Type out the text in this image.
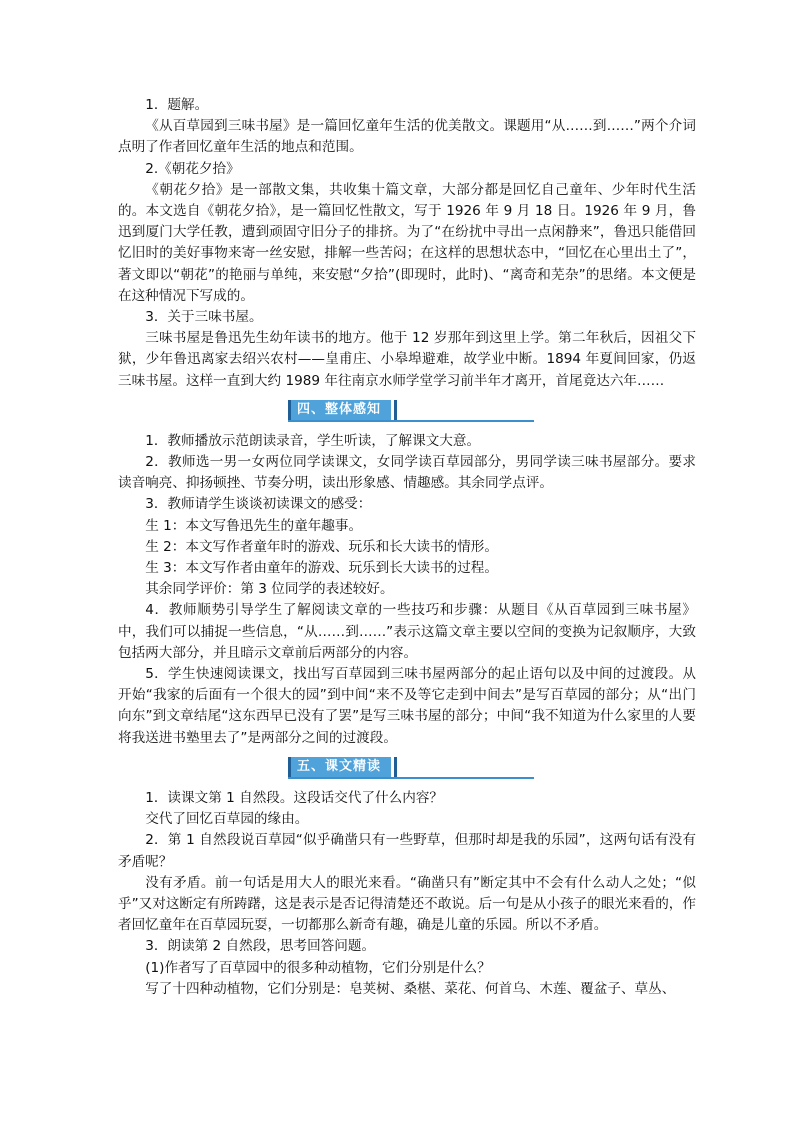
1．题解。

《从百草园到三味书屋》是一篇回忆童年生活的优美散文。课题用“从……到……”两个介词点明了作者回忆童年生活的地点和范围。

2.《朝花夕拾》

《朝花夕拾》是一部散文集，共收集十篇文章，大部分都是回忆自己童年、少年时代生活的。本文选自《朝花夕拾》，是一篇回忆性散文，写于 1926 年 9 月 18 日。1926 年 9 月，鲁迅到厦门大学任教，遭到顽固守旧分子的排挤。为了“在纷扰中寻出一点闲静来”，鲁迅只能借回忆旧时的美好事物来寄一丝安慰，排解一些苦闷；在这样的思想状态中，“回忆在心里出土了”，著文即以“朝花”的艳丽与单纯，来安慰“夕拾”(即现时，此时)、“离奇和芜杂”的思绪。本文便是在这种情况下写成的。

3．关于三味书屋。

三味书屋是鲁迅先生幼年读书的地方。他于 12 岁那年到这里上学。第二年秋后，因祖父下狱，少年鲁迅离家去绍兴农村——皇甫庄、小皋埠避难，故学业中断。1894 年夏间回家，仍返三味书屋。这样一直到大约 1989 年往南京水师学堂学习前半年才离开，首尾竟达六年……

四、整体感知

1．教师播放示范朗读录音，学生听读，了解课文大意。

2．教师选一男一女两位同学读课文，女同学读百草园部分，男同学读三味书屋部分。要求读音响亮、抑扬顿挫、节奏分明，读出形象感、情趣感。其余同学点评。

3．教师请学生谈谈初读课文的感受：

生 1：本文写鲁迅先生的童年趣事。

生 2：本文写作者童年时的游戏、玩乐和长大读书的情形。

生 3：本文写作者由童年的游戏、玩乐到长大读书的过程。

其余同学评价：第 3 位同学的表述较好。

4．教师顺势引导学生了解阅读文章的一些技巧和步骤：从题目《从百草园到三味书屋》中，我们可以捕捉一些信息，“从……到……”表示这篇文章主要以空间的变换为记叙顺序，大致包括两大部分，并且暗示文章前后两部分的内容。

5．学生快速阅读课文，找出写百草园到三味书屋两部分的起止语句以及中间的过渡段。从开始“我家的后面有一个很大的园”到中间“来不及等它走到中间去”是写百草园的部分；从“出门向东”到文章结尾“这东西早已没有了罢”是写三味书屋的部分；中间“我不知道为什么家里的人要将我送进书塾里去了”是两部分之间的过渡段。

五、课文精读

1．读课文第 1 自然段。这段话交代了什么内容？

交代了回忆百草园的缘由。

2．第 1 自然段说百草园“似乎确凿只有一些野草，但那时却是我的乐园”，这两句话有没有矛盾呢？

没有矛盾。前一句话是用大人的眼光来看。“确凿只有”断定其中不会有什么动人之处；“似乎”又对这断定有所踌躇，这是表示是否记得清楚还不敢说。后一句是从小孩子的眼光来看的，作者回忆童年在百草园玩耍，一切都那么新奇有趣，确是儿童的乐园。所以不矛盾。

3．朗读第 2 自然段，思考回答问题。

(1)作者写了百草园中的很多种动植物，它们分别是什么？

写了十四种动植物，它们分别是：皂荚树、桑椹、菜花、何首乌、木莲、覆盆子、草丛、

> _Goal of the exercise_
Copy all the entries word for word. Omit any pictures.

> _Correct answer_
Type out the text in this image.
1．题解。

《从百草园到三味书屋》是一篇回忆童年生活的优美散文。课题用“从……到……”两个介词点明了作者回忆童年生活的地点和范围。

2.《朝花夕拾》

《朝花夕拾》是一部散文集，共收集十篇文章，大部分都是回忆自己童年、少年时代生活的。本文选自《朝花夕拾》，是一篇回忆性散文，写于 1926 年 9 月 18 日。1926 年 9 月，鲁迅到厦门大学任教，遭到顽固守旧分子的排挤。为了“在纷扰中寻出一点闲静来”，鲁迅只能借回忆旧时的美好事物来寄一丝安慰，排解一些苦闷；在这样的思想状态中，“回忆在心里出土了”，著文即以“朝花”的艳丽与单纯，来安慰“夕拾”(即现时，此时)、“离奇和芜杂”的思绪。本文便是在这种情况下写成的。

3．关于三味书屋。

三味书屋是鲁迅先生幼年读书的地方。他于 12 岁那年到这里上学。第二年秋后，因祖父下狱，少年鲁迅离家去绍兴农村——皇甫庄、小皋埠避难，故学业中断。1894 年夏间回家，仍返三味书屋。这样一直到大约 1989 年往南京水师学堂学习前半年才离开，首尾竟达六年……

四、整体感知

1．教师播放示范朗读录音，学生听读，了解课文大意。

2．教师选一男一女两位同学读课文，女同学读百草园部分，男同学读三味书屋部分。要求读音响亮、抑扬顿挫、节奏分明，读出形象感、情趣感。其余同学点评。

3．教师请学生谈谈初读课文的感受：

生 1：本文写鲁迅先生的童年趣事。

生 2：本文写作者童年时的游戏、玩乐和长大读书的情形。

生 3：本文写作者由童年的游戏、玩乐到长大读书的过程。

其余同学评价：第 3 位同学的表述较好。

4．教师顺势引导学生了解阅读文章的一些技巧和步骤：从题目《从百草园到三味书屋》中，我们可以捕捉一些信息，“从……到……”表示这篇文章主要以空间的变换为记叙顺序，大致包括两大部分，并且暗示文章前后两部分的内容。

5．学生快速阅读课文，找出写百草园到三味书屋两部分的起止语句以及中间的过渡段。从开始“我家的后面有一个很大的园”到中间“来不及等它走到中间去”是写百草园的部分；从“出门向东”到文章结尾“这东西早已没有了罢”是写三味书屋的部分；中间“我不知道为什么家里的人要将我送进书塾里去了”是两部分之间的过渡段。

五、课文精读

1．读课文第 1 自然段。这段话交代了什么内容？

交代了回忆百草园的缘由。

2．第 1 自然段说百草园“似乎确凿只有一些野草，但那时却是我的乐园”，这两句话有没有矛盾呢？

没有矛盾。前一句话是用大人的眼光来看。“确凿只有”断定其中不会有什么动人之处；“似乎”又对这断定有所踌躇，这是表示是否记得清楚还不敢说。后一句是从小孩子的眼光来看的，作者回忆童年在百草园玩耍，一切都那么新奇有趣，确是儿童的乐园。所以不矛盾。

3．朗读第 2 自然段，思考回答问题。

(1)作者写了百草园中的很多种动植物，它们分别是什么？

写了十四种动植物，它们分别是：皂荚树、桑椹、菜花、何首乌、木莲、覆盆子、草丛、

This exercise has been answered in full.